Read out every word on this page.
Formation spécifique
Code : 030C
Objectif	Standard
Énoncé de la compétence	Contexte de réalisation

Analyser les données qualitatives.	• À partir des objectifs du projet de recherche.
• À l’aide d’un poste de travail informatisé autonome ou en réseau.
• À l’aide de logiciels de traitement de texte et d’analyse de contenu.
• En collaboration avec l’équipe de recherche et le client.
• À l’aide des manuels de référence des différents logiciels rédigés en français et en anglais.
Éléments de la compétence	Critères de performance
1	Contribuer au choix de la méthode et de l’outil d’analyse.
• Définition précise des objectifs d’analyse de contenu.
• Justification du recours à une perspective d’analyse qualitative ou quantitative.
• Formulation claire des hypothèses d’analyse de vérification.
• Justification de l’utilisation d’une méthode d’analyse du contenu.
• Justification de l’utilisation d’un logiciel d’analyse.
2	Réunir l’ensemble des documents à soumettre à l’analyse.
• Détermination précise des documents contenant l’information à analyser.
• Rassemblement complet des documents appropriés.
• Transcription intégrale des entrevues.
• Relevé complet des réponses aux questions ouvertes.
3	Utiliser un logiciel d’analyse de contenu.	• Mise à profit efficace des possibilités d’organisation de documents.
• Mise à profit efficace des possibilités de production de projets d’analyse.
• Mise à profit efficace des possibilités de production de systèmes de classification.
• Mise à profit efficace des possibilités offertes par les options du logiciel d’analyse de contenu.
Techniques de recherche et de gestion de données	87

= What you are asked to do =
Repeat the entries shown above, every one, word for word.

= Reply to the task =
Read out every word on this page.
Formation spécifique
Code : 030C
Objectif	Standard
Énoncé de la compétence	Contexte de réalisation

Analyser les données qualitatives.	• À partir des objectifs du projet de recherche.
• À l’aide d’un poste de travail informatisé autonome ou en réseau.
• À l’aide de logiciels de traitement de texte et d’analyse de contenu.
• En collaboration avec l’équipe de recherche et le client.
• À l’aide des manuels de référence des différents logiciels rédigés en français et en anglais.
Éléments de la compétence	Critères de performance
1	Contribuer au choix de la méthode et de l’outil d’analyse.
• Définition précise des objectifs d’analyse de contenu.
• Justification du recours à une perspective d’analyse qualitative ou quantitative.
• Formulation claire des hypothèses d’analyse de vérification.
• Justification de l’utilisation d’une méthode d’analyse du contenu.
• Justification de l’utilisation d’un logiciel d’analyse.
2	Réunir l’ensemble des documents à soumettre à l’analyse.
• Détermination précise des documents contenant l’information à analyser.
• Rassemblement complet des documents appropriés.
• Transcription intégrale des entrevues.
• Relevé complet des réponses aux questions ouvertes.
3	Utiliser un logiciel d’analyse de contenu.	• Mise à profit efficace des possibilités d’organisation de documents.
• Mise à profit efficace des possibilités de production de projets d’analyse.
• Mise à profit efficace des possibilités de production de systèmes de classification.
• Mise à profit efficace des possibilités offertes par les options du logiciel d’analyse de contenu.
Techniques de recherche et de gestion de données	87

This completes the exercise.